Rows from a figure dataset
===============

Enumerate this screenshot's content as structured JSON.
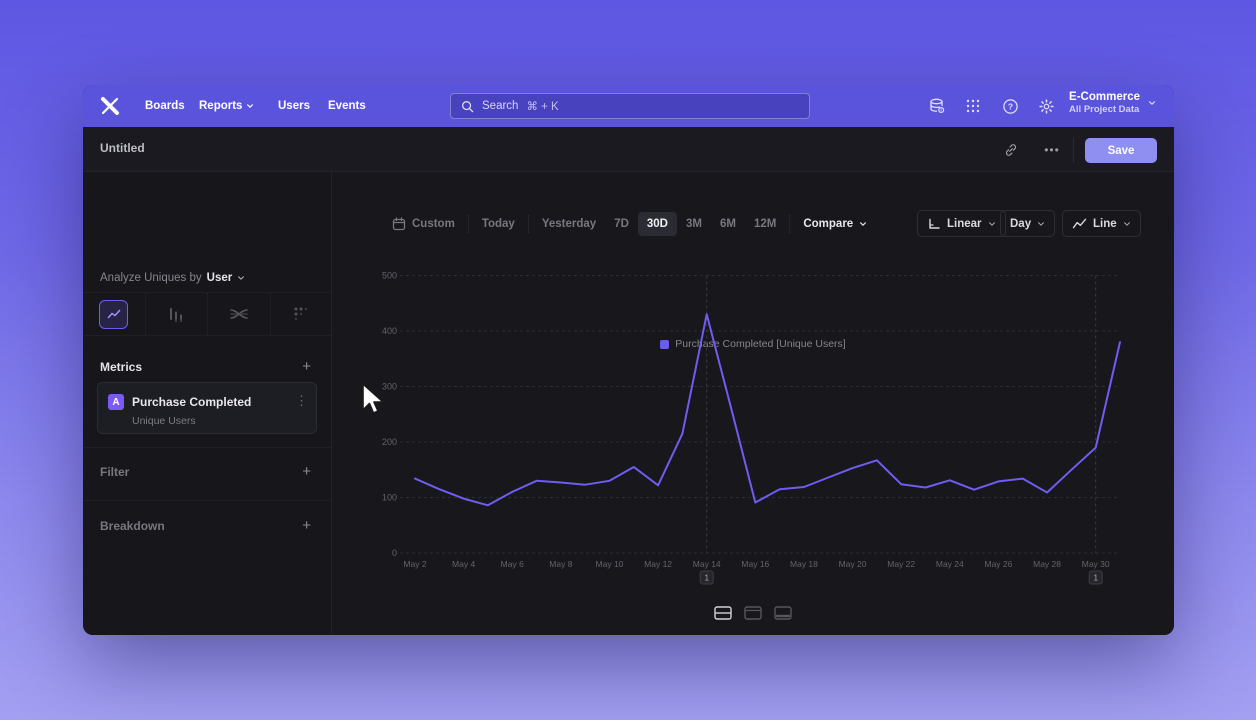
{
  "nav": {
    "brand": "Mixpanel",
    "items": [
      "Boards",
      "Reports",
      "Users",
      "Events"
    ],
    "search": {
      "placeholder": "Search",
      "shortcut": "⌘ + K"
    },
    "project": {
      "name": "E-Commerce",
      "scope": "All Project Data"
    }
  },
  "header": {
    "title": "Untitled",
    "ellipsis": "•••",
    "save_label": "Save"
  },
  "sidebar": {
    "analyze_prefix": "Analyze Uniques by",
    "analyze_value": "User",
    "metrics_label": "Metrics",
    "add_label": "+",
    "metric": {
      "badge": "A",
      "name": "Purchase Completed",
      "measure": "Unique Users",
      "kebab": "⋮"
    },
    "filter_label": "Filter",
    "breakdown_label": "Breakdown"
  },
  "toolbar": {
    "ranges": [
      "Custom",
      "Today",
      "Yesterday",
      "7D",
      "30D",
      "3M",
      "6M",
      "12M"
    ],
    "selected_range": "30D",
    "compare_label": "Compare",
    "scale_label": "Linear",
    "interval_label": "Day",
    "chart_type_label": "Line"
  },
  "colors": {
    "accent": "#6f5cf1",
    "nav": "#5a54dc",
    "save_button": "#8f8ef1",
    "legend_swatch": "#6a5cf0"
  },
  "chart_data": {
    "type": "line",
    "legend": [
      "Purchase Completed [Unique Users]"
    ],
    "x": [
      "May 2",
      "May 3",
      "May 4",
      "May 5",
      "May 6",
      "May 7",
      "May 8",
      "May 9",
      "May 10",
      "May 11",
      "May 12",
      "May 13",
      "May 14",
      "May 15",
      "May 16",
      "May 17",
      "May 18",
      "May 19",
      "May 20",
      "May 21",
      "May 22",
      "May 23",
      "May 24",
      "May 25",
      "May 26",
      "May 27",
      "May 28",
      "May 29",
      "May 30",
      "May 31"
    ],
    "xticks_shown": [
      "May 2",
      "May 4",
      "May 6",
      "May 8",
      "May 10",
      "May 12",
      "May 14",
      "May 16",
      "May 18",
      "May 20",
      "May 22",
      "May 24",
      "May 26",
      "May 28",
      "May 30"
    ],
    "series": [
      {
        "name": "Purchase Completed [Unique Users]",
        "color": "#6f5cf1",
        "values": [
          134,
          115,
          98,
          86,
          110,
          130,
          127,
          123,
          130,
          155,
          122,
          215,
          430,
          262,
          91,
          115,
          119,
          136,
          153,
          167,
          124,
          118,
          131,
          114,
          129,
          134,
          109,
          150,
          190,
          380
        ]
      }
    ],
    "ylim": [
      0,
      500
    ],
    "yticks": [
      0,
      100,
      200,
      300,
      400,
      500
    ],
    "grid": "horizontal-dashed",
    "legend_position": "top-center",
    "annotations": [
      {
        "x": "May 14",
        "label": "1"
      },
      {
        "x": "May 30",
        "label": "1"
      }
    ]
  }
}
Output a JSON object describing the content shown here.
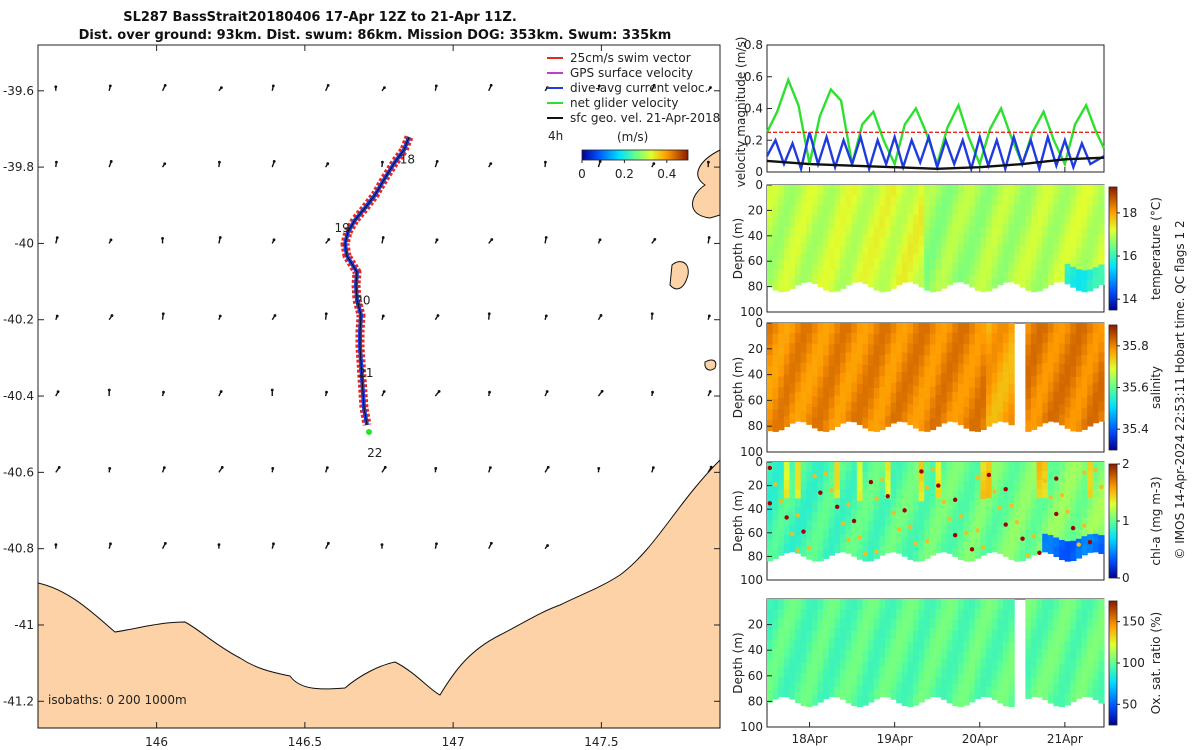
{
  "title": {
    "line1": "SL287 BassStrait20180406 17-Apr 12Z to 21-Apr 11Z.",
    "line2": "Dist. over ground: 93km. Dist. swum: 86km. Mission DOG: 353km. Swum: 335km"
  },
  "map": {
    "lon_ticks": [
      "146",
      "146.5",
      "147",
      "147.5"
    ],
    "lon_values": [
      146,
      146.5,
      147,
      147.5
    ],
    "lat_ticks": [
      "-39.6",
      "-39.8",
      "-40",
      "-40.2",
      "-40.4",
      "-40.6",
      "-40.8",
      "-41",
      "-41.2"
    ],
    "lat_values": [
      -39.6,
      -39.8,
      -40,
      -40.2,
      -40.4,
      -40.6,
      -40.8,
      -41,
      -41.2
    ],
    "legend": [
      {
        "label": "25cm/s swim vector",
        "color": "#e8281e"
      },
      {
        "label": "GPS surface velocity",
        "color": "#c23bd4"
      },
      {
        "label": "dive-avg current veloc.",
        "color": "#1f3be0"
      },
      {
        "label": "net glider velocity",
        "color": "#2ee02e"
      },
      {
        "label": "sfc geo. vel. 21-Apr-2018",
        "color": "#111111"
      }
    ],
    "colorbar_label": "(m/s)",
    "colorbar_ticks": [
      "0",
      "0.2",
      "0.4"
    ],
    "colorbar_tick_values": [
      0,
      0.2,
      0.4
    ],
    "arrow_scale_label": "4h",
    "day_labels": [
      {
        "text": "18",
        "lon": 146.82,
        "lat": -39.79
      },
      {
        "text": "19",
        "lon": 146.6,
        "lat": -39.97
      },
      {
        "text": "20",
        "lon": 146.67,
        "lat": -40.16
      },
      {
        "text": "21",
        "lon": 146.68,
        "lat": -40.35
      },
      {
        "text": "22",
        "lon": 146.71,
        "lat": -40.56
      }
    ],
    "isobaths_text": "isobaths: 0   200  1000m"
  },
  "chart_data": [
    {
      "type": "line",
      "name": "velocity magnitude",
      "ylabel": "velocity magnitude (m/s)",
      "ylim": [
        0,
        0.8
      ],
      "yticks": [
        "0",
        "0.2",
        "0.4",
        "0.6",
        "0.8"
      ],
      "ytick_values": [
        0,
        0.2,
        0.4,
        0.6,
        0.8
      ],
      "x_range": [
        "17-Apr 12Z",
        "21-Apr 11Z"
      ],
      "swim_reference": 0.25,
      "series": [
        {
          "color": "#2ee02e",
          "x": [
            17.5,
            17.62,
            17.75,
            17.87,
            18.0,
            18.12,
            18.25,
            18.37,
            18.5,
            18.62,
            18.75,
            18.87,
            19.0,
            19.12,
            19.25,
            19.37,
            19.5,
            19.62,
            19.75,
            19.87,
            20.0,
            20.12,
            20.25,
            20.37,
            20.5,
            20.62,
            20.75,
            20.87,
            21.0,
            21.12,
            21.25,
            21.37,
            21.46
          ],
          "values": [
            0.25,
            0.38,
            0.58,
            0.42,
            0.05,
            0.35,
            0.52,
            0.45,
            0.05,
            0.3,
            0.38,
            0.2,
            0.05,
            0.3,
            0.4,
            0.25,
            0.05,
            0.28,
            0.42,
            0.22,
            0.05,
            0.27,
            0.4,
            0.22,
            0.05,
            0.25,
            0.38,
            0.2,
            0.05,
            0.3,
            0.42,
            0.25,
            0.15
          ]
        },
        {
          "color": "#1f3be0",
          "x": [
            17.5,
            17.6,
            17.7,
            17.8,
            17.9,
            18.0,
            18.1,
            18.2,
            18.3,
            18.4,
            18.5,
            18.6,
            18.7,
            18.8,
            18.9,
            19.0,
            19.1,
            19.2,
            19.3,
            19.4,
            19.5,
            19.6,
            19.7,
            19.8,
            19.9,
            20.0,
            20.1,
            20.2,
            20.3,
            20.4,
            20.5,
            20.6,
            20.7,
            20.8,
            20.9,
            21.0,
            21.1,
            21.2,
            21.3,
            21.46
          ],
          "values": [
            0.1,
            0.2,
            0.05,
            0.18,
            0.02,
            0.25,
            0.05,
            0.22,
            0.03,
            0.2,
            0.05,
            0.22,
            0.02,
            0.2,
            0.05,
            0.22,
            0.03,
            0.2,
            0.06,
            0.22,
            0.03,
            0.2,
            0.05,
            0.2,
            0.02,
            0.22,
            0.04,
            0.2,
            0.02,
            0.22,
            0.05,
            0.2,
            0.02,
            0.22,
            0.04,
            0.2,
            0.03,
            0.18,
            0.05,
            0.1
          ]
        },
        {
          "color": "#111111",
          "x": [
            17.5,
            18.0,
            18.5,
            19.0,
            19.5,
            20.0,
            20.5,
            21.0,
            21.46
          ],
          "values": [
            0.07,
            0.05,
            0.04,
            0.03,
            0.02,
            0.03,
            0.05,
            0.08,
            0.09
          ]
        },
        {
          "color": "#e8281e",
          "x": [
            17.5,
            21.46
          ],
          "values": [
            0.25,
            0.25
          ]
        }
      ],
      "xticks": [
        "18Apr",
        "19Apr",
        "20Apr",
        "21Apr"
      ],
      "xtick_values": [
        18,
        19,
        20,
        21
      ]
    },
    {
      "type": "heatmap",
      "name": "temperature",
      "ylabel": "Depth (m)",
      "clabel": "temperature (°C)",
      "ylim": [
        100,
        0
      ],
      "yticks": [
        "0",
        "20",
        "40",
        "60",
        "80",
        "100"
      ],
      "ytick_values": [
        0,
        20,
        40,
        60,
        80,
        100
      ],
      "cticks": [
        "14",
        "16",
        "18"
      ],
      "ctick_values": [
        14,
        16,
        18
      ],
      "clim": [
        13.5,
        19.2
      ]
    },
    {
      "type": "heatmap",
      "name": "salinity",
      "ylabel": "Depth (m)",
      "clabel": "salinity",
      "ylim": [
        100,
        0
      ],
      "yticks": [
        "0",
        "20",
        "40",
        "60",
        "80",
        "100"
      ],
      "ytick_values": [
        0,
        20,
        40,
        60,
        80,
        100
      ],
      "cticks": [
        "35.4",
        "35.6",
        "35.8"
      ],
      "ctick_values": [
        35.4,
        35.6,
        35.8
      ],
      "clim": [
        35.3,
        35.9
      ]
    },
    {
      "type": "heatmap",
      "name": "chl-a",
      "ylabel": "Depth (m)",
      "clabel": "chl-a (mg m-3)",
      "ylim": [
        100,
        0
      ],
      "yticks": [
        "0",
        "20",
        "40",
        "60",
        "80",
        "100"
      ],
      "ytick_values": [
        0,
        20,
        40,
        60,
        80,
        100
      ],
      "cticks": [
        "0",
        "1",
        "2"
      ],
      "ctick_values": [
        0,
        1,
        2
      ],
      "clim": [
        0,
        2
      ]
    },
    {
      "type": "heatmap",
      "name": "oxygen saturation",
      "ylabel": "Depth (m)",
      "clabel": "Ox. sat. ratio (%)",
      "ylim": [
        100,
        0
      ],
      "yticks": [
        "20",
        "40",
        "60",
        "80",
        "100"
      ],
      "ytick_values": [
        20,
        40,
        60,
        80,
        100
      ],
      "cticks": [
        "50",
        "100",
        "150"
      ],
      "ctick_values": [
        50,
        100,
        150
      ],
      "clim": [
        25,
        175
      ],
      "xticks": [
        "18Apr",
        "19Apr",
        "20Apr",
        "21Apr"
      ],
      "xtick_values": [
        18,
        19,
        20,
        21
      ]
    }
  ],
  "footer": {
    "credit": "© IMOS 14-Apr-2024 22:53:11 Hobart time. QC flags 1  2"
  }
}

===============

● TASK DIRECTIONS: Pick out the lines containing the string "content" and show them.

● ANSWER FOR THIS EXERCISE:
Enumerate this screenshot's content as structured JSON.
Output a JSON object describing the content shown here.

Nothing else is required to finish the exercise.